New Year’s Eve 2020 finds Detective Renée Ballard, survivor of rape and Covid-19, partnered with Detective Lisa Moore, of Hollywood’s Sexual Assault Unit, in search of leads on the Midnight Men, a tag team of rapists who assaulted women on Thanksgiving and Christmas Eve without leaving any forensic evidence behind. The pair are called to the scene of a shooting that would have gone to West Bureau Homicide if the unit weren’t already stretched to the limit, a case that should be handed over to West Bureau ASAP. But Ballard gets her teeth into the murder of body shop owner Javier Raffa, who reportedly bought his way out of the gang Las Palmas. The news that Raffa’s been shot by the same weapon that killed rapper Albert Lee 10 years ago sends Ballard once more to Harry Bosch, the poster boy for retirements that drive the LAPD crazy. Both victims had taken on silent partners in order to liquidate their debts, and there’s every indication that the partners were linked. That’s enough for Ballard and Bosch to launch a shadow investigation even as Ballard, abandoned by Moore, who’s flown the coop for the weekend, works feverishly to identify the Midnight Men on her own. As usual in this stellar series, the path to the last act is paved with false leads, interdepartmental squabbles, and personal betrayals, and the structure sometimes sways in the breeze. But no one who follows Ballard and Bosch to the end will be disappointed.

- **Data extract**
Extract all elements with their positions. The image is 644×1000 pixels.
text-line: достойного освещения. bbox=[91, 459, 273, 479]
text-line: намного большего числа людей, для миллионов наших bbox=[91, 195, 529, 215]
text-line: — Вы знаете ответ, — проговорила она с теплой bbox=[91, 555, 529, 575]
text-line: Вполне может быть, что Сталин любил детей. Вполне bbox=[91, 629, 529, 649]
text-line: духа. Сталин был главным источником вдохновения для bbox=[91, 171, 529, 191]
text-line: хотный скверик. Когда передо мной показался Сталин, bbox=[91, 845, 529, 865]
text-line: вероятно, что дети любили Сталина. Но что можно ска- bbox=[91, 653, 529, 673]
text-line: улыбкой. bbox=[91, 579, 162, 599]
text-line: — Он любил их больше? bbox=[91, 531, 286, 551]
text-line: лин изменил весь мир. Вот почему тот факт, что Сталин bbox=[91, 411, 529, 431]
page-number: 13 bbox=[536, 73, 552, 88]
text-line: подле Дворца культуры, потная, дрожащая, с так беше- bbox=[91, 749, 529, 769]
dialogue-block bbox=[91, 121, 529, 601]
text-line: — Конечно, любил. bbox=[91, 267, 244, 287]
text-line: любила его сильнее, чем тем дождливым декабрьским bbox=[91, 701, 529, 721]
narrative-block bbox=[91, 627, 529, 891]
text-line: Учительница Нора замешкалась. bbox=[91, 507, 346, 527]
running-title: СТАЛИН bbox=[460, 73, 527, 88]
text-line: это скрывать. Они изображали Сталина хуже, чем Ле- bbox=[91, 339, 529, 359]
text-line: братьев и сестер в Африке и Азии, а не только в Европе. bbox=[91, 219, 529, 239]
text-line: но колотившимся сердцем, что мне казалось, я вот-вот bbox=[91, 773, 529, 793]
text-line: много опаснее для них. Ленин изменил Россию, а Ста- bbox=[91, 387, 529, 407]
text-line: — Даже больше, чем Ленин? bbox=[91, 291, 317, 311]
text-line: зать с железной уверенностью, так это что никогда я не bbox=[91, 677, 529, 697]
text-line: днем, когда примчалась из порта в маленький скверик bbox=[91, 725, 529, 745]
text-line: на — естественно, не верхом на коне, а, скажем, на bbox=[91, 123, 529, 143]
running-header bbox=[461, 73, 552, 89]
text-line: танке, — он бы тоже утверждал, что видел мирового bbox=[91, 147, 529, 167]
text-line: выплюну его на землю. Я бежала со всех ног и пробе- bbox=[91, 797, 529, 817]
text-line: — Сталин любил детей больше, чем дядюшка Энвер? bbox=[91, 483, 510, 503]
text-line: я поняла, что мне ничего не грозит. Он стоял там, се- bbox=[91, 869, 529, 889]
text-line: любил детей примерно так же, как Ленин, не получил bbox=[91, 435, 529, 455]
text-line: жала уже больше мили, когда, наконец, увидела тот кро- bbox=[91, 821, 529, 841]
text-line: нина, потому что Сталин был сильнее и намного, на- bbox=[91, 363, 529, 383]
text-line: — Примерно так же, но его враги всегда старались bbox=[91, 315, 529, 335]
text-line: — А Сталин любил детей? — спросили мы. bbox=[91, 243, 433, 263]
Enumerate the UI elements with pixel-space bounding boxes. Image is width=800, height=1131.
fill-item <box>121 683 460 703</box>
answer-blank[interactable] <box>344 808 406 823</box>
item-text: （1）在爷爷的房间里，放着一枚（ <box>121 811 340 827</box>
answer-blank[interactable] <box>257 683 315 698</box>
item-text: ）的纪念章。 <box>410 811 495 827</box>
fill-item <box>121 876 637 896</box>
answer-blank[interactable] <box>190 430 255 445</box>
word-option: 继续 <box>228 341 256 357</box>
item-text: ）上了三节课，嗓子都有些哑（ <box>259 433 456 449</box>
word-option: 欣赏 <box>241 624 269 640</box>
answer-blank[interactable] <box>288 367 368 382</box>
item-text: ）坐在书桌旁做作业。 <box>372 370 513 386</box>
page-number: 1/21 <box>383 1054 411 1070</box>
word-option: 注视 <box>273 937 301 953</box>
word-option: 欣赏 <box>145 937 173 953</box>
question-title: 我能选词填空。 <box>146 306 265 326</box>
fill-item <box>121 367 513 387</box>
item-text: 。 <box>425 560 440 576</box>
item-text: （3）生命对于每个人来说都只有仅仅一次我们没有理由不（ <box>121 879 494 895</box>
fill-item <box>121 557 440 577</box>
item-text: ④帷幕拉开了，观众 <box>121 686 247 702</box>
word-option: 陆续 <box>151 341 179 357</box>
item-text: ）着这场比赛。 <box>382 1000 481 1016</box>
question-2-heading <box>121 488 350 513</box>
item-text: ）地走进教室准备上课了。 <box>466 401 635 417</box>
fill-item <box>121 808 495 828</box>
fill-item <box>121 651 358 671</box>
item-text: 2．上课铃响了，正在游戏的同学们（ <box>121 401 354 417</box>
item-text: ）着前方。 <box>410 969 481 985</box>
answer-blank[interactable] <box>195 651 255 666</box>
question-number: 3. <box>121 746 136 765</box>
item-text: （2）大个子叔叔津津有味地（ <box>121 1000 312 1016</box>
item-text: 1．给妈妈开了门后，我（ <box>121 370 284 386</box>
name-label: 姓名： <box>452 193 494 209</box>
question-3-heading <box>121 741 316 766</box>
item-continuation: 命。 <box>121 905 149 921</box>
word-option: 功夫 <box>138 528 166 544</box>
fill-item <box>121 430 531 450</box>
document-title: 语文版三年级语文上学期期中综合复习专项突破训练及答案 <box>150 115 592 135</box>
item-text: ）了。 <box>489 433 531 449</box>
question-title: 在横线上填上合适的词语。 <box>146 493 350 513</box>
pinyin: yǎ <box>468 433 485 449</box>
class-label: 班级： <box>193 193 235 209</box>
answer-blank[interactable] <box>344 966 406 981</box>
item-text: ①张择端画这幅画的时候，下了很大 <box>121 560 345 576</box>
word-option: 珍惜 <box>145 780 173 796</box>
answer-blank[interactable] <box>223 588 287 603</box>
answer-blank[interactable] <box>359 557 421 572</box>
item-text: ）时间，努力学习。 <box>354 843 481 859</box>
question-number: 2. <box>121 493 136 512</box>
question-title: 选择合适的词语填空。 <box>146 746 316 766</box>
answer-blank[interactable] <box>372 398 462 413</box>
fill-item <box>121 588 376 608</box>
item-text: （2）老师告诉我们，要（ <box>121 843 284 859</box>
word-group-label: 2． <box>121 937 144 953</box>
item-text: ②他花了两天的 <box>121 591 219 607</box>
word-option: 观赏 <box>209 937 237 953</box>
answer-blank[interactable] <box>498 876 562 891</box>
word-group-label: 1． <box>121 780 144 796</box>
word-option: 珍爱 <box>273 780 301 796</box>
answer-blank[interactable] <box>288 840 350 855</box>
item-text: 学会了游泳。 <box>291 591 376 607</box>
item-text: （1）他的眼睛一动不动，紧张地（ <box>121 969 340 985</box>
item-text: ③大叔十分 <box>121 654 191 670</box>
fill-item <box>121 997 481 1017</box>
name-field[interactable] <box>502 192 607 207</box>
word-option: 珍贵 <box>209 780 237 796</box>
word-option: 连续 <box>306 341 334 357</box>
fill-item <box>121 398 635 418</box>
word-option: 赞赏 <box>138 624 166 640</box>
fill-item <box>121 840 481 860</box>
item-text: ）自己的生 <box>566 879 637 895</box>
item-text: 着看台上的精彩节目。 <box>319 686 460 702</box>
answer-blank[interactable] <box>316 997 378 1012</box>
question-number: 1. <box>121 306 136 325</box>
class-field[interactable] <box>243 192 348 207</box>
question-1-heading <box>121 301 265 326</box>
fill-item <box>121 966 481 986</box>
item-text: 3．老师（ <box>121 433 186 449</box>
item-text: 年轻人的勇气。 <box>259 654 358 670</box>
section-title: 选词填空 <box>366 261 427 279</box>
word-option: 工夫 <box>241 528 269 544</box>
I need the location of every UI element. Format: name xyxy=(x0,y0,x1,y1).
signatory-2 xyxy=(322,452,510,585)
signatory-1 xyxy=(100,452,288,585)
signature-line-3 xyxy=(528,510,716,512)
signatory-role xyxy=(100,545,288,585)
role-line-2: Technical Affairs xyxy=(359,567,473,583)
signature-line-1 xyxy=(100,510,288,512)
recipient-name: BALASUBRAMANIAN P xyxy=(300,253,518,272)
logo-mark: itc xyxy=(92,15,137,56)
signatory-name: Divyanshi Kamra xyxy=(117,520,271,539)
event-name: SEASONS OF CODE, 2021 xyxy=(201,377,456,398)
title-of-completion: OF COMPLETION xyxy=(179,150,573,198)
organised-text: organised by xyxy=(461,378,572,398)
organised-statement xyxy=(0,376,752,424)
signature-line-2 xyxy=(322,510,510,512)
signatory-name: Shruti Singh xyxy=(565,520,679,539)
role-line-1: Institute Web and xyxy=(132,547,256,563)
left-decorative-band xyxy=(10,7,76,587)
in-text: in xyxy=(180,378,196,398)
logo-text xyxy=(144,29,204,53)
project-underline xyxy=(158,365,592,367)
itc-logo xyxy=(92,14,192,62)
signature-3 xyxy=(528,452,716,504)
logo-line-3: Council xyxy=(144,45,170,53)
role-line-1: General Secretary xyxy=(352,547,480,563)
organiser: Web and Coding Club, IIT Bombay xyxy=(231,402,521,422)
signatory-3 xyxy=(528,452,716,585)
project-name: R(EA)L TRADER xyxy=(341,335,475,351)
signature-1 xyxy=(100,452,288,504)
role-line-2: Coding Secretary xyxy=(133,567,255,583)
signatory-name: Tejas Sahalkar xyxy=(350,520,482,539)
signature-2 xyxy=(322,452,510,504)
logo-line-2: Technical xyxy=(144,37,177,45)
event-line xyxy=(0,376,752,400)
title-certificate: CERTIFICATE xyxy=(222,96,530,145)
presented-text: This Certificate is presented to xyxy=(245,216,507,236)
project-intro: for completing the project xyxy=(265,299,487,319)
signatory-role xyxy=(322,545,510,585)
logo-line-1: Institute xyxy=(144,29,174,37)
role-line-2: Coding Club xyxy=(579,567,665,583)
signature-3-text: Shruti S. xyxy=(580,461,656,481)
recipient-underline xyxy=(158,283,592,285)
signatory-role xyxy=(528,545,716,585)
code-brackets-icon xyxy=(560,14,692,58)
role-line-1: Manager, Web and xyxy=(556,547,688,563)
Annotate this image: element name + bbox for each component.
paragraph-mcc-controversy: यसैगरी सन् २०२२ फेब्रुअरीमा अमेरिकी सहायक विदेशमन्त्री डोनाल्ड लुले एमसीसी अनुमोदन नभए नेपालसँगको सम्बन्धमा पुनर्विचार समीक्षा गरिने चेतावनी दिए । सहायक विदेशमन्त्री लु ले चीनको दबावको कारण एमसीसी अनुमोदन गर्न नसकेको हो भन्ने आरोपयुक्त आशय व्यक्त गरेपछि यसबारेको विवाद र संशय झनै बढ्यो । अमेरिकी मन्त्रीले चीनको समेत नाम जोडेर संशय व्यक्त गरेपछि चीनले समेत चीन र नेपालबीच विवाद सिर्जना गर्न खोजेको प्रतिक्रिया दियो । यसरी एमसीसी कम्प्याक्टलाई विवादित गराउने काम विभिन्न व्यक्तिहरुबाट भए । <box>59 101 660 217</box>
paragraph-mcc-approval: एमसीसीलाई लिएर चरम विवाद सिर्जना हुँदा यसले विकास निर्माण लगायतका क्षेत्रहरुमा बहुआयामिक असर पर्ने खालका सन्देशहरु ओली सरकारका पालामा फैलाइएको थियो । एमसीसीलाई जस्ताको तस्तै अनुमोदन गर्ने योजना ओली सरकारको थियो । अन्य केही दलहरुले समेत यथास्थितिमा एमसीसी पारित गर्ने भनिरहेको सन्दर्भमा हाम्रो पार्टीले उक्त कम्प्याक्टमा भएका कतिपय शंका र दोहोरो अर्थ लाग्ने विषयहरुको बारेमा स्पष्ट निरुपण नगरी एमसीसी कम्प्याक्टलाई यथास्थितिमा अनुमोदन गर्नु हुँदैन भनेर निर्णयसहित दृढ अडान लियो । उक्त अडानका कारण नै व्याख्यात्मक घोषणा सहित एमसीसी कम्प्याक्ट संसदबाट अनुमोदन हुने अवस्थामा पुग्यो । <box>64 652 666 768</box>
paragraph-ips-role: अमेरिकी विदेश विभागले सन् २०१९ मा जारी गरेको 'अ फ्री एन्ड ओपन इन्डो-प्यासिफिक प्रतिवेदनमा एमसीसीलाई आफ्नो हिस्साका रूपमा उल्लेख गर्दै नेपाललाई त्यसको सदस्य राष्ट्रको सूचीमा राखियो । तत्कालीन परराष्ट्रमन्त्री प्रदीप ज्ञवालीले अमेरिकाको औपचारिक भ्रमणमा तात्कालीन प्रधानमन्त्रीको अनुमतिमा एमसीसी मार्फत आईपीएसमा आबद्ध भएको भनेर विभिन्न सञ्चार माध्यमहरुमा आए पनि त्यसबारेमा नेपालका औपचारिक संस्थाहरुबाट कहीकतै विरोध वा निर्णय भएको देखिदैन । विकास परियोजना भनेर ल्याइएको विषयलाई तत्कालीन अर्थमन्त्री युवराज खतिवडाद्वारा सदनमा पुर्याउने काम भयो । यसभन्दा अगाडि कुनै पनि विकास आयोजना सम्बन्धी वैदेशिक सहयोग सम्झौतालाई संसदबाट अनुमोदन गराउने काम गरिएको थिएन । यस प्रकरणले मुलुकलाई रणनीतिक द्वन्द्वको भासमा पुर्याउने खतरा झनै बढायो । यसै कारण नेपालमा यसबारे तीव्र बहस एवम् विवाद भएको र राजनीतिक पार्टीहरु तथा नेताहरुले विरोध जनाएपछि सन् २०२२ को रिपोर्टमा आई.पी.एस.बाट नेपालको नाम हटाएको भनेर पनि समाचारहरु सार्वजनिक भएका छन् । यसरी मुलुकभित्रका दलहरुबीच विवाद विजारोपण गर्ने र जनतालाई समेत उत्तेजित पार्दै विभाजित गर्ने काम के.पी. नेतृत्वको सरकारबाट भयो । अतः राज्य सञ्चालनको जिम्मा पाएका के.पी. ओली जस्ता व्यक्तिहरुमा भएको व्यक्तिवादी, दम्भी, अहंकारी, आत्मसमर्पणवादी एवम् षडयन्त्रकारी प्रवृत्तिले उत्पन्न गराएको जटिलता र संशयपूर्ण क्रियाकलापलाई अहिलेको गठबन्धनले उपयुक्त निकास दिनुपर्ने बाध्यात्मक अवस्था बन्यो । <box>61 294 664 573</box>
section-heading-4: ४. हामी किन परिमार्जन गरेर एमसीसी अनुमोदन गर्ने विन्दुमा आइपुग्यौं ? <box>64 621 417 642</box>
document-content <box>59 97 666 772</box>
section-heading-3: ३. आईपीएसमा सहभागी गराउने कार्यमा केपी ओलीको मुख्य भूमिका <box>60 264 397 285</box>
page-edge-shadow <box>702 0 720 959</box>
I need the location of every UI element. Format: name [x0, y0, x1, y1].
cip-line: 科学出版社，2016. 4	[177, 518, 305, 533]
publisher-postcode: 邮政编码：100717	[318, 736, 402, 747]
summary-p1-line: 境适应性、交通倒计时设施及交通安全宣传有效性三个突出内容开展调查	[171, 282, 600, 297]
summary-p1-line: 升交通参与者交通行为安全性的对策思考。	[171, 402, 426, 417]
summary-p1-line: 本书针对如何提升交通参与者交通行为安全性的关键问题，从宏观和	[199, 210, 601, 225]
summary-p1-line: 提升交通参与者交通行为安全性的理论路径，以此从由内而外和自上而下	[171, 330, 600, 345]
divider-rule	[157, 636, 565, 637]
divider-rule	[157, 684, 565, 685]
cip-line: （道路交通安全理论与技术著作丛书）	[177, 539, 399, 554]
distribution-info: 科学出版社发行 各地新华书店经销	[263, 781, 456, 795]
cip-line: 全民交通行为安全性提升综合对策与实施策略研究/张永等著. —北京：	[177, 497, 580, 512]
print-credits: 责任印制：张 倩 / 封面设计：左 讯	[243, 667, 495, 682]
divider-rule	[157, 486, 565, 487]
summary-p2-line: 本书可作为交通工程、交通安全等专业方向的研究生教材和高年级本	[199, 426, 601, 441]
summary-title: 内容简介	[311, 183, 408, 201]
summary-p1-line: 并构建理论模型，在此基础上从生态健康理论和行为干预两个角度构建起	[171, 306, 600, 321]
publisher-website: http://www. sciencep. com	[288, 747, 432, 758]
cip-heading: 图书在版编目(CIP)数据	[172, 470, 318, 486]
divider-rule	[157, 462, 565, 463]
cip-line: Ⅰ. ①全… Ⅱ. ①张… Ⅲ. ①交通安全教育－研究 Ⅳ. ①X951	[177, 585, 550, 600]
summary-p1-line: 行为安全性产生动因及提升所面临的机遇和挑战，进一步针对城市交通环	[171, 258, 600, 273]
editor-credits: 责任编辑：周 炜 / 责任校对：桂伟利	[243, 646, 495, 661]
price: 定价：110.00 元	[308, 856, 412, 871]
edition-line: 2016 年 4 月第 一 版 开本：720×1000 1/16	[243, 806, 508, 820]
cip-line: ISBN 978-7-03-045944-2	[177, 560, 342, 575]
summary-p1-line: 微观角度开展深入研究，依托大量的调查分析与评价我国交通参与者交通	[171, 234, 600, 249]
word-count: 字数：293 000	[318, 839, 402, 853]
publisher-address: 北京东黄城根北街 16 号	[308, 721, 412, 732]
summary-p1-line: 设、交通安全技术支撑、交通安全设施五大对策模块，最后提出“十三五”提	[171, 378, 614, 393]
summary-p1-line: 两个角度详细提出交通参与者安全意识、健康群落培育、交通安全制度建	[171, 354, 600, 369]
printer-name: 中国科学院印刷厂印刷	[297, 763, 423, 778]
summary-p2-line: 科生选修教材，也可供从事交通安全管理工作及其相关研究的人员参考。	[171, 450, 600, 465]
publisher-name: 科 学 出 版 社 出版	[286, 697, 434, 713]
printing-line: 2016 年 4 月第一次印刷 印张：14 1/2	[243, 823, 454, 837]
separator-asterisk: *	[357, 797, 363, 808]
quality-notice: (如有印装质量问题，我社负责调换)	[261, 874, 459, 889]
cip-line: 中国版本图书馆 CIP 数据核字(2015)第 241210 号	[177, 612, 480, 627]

- **Action item**
In the review of this detective novel, what kind of business did the murder victim Javier Raffa own? The rows play no part in this exercise.

- **Response to the task**
A body shop.